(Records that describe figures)

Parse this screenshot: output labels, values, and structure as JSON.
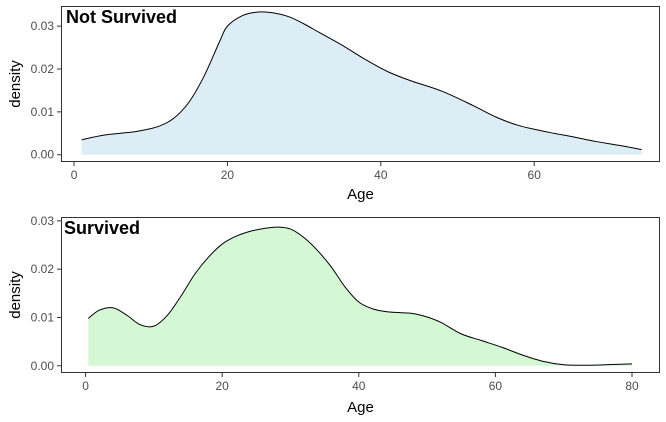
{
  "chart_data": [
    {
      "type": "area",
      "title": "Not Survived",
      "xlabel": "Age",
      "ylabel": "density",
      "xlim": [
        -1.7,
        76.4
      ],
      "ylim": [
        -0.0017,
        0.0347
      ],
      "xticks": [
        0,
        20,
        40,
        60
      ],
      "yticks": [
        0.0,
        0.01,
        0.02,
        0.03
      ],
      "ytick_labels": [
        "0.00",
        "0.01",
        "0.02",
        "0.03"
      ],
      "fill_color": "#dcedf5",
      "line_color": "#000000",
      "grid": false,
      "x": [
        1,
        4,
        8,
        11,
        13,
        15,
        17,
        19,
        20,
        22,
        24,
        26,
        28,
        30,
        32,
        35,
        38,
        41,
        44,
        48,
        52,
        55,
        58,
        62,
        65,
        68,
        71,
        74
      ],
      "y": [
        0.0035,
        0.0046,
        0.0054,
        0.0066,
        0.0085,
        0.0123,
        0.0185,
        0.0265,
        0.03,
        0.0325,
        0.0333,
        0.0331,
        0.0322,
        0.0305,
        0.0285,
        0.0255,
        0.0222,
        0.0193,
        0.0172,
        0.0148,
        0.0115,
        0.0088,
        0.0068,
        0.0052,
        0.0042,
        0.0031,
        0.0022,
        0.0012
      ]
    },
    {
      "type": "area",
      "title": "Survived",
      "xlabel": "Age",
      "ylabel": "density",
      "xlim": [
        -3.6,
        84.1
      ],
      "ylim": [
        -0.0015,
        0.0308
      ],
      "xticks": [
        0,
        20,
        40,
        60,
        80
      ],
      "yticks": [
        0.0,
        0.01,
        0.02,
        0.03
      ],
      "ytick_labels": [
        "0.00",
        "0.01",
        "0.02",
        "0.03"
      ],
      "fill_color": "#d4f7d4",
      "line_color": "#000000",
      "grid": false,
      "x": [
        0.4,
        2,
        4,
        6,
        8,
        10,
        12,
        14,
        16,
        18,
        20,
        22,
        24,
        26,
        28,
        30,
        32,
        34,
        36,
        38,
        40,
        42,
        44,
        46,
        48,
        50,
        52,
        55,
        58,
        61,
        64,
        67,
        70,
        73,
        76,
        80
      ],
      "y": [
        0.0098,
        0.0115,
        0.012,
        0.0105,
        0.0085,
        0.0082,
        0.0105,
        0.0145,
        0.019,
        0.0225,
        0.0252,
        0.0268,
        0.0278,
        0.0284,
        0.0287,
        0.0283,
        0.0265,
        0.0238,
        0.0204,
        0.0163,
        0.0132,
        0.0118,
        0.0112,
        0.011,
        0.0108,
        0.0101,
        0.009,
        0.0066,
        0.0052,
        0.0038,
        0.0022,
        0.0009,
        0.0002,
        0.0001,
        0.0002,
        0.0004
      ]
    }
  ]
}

**What you need to do:**
Set each line of the records down exactly, leaving every picture out.

**Solved problem:**
Parse this screenshot: output labels, values, and structure as JSON.
{
  "chart_data": [
    {
      "type": "area",
      "title": "Not Survived",
      "xlabel": "Age",
      "ylabel": "density",
      "xlim": [
        -1.7,
        76.4
      ],
      "ylim": [
        -0.0017,
        0.0347
      ],
      "xticks": [
        0,
        20,
        40,
        60
      ],
      "yticks": [
        0.0,
        0.01,
        0.02,
        0.03
      ],
      "ytick_labels": [
        "0.00",
        "0.01",
        "0.02",
        "0.03"
      ],
      "fill_color": "#dcedf5",
      "line_color": "#000000",
      "grid": false,
      "x": [
        1,
        4,
        8,
        11,
        13,
        15,
        17,
        19,
        20,
        22,
        24,
        26,
        28,
        30,
        32,
        35,
        38,
        41,
        44,
        48,
        52,
        55,
        58,
        62,
        65,
        68,
        71,
        74
      ],
      "y": [
        0.0035,
        0.0046,
        0.0054,
        0.0066,
        0.0085,
        0.0123,
        0.0185,
        0.0265,
        0.03,
        0.0325,
        0.0333,
        0.0331,
        0.0322,
        0.0305,
        0.0285,
        0.0255,
        0.0222,
        0.0193,
        0.0172,
        0.0148,
        0.0115,
        0.0088,
        0.0068,
        0.0052,
        0.0042,
        0.0031,
        0.0022,
        0.0012
      ]
    },
    {
      "type": "area",
      "title": "Survived",
      "xlabel": "Age",
      "ylabel": "density",
      "xlim": [
        -3.6,
        84.1
      ],
      "ylim": [
        -0.0015,
        0.0308
      ],
      "xticks": [
        0,
        20,
        40,
        60,
        80
      ],
      "yticks": [
        0.0,
        0.01,
        0.02,
        0.03
      ],
      "ytick_labels": [
        "0.00",
        "0.01",
        "0.02",
        "0.03"
      ],
      "fill_color": "#d4f7d4",
      "line_color": "#000000",
      "grid": false,
      "x": [
        0.4,
        2,
        4,
        6,
        8,
        10,
        12,
        14,
        16,
        18,
        20,
        22,
        24,
        26,
        28,
        30,
        32,
        34,
        36,
        38,
        40,
        42,
        44,
        46,
        48,
        50,
        52,
        55,
        58,
        61,
        64,
        67,
        70,
        73,
        76,
        80
      ],
      "y": [
        0.0098,
        0.0115,
        0.012,
        0.0105,
        0.0085,
        0.0082,
        0.0105,
        0.0145,
        0.019,
        0.0225,
        0.0252,
        0.0268,
        0.0278,
        0.0284,
        0.0287,
        0.0283,
        0.0265,
        0.0238,
        0.0204,
        0.0163,
        0.0132,
        0.0118,
        0.0112,
        0.011,
        0.0108,
        0.0101,
        0.009,
        0.0066,
        0.0052,
        0.0038,
        0.0022,
        0.0009,
        0.0002,
        0.0001,
        0.0002,
        0.0004
      ]
    }
  ]
}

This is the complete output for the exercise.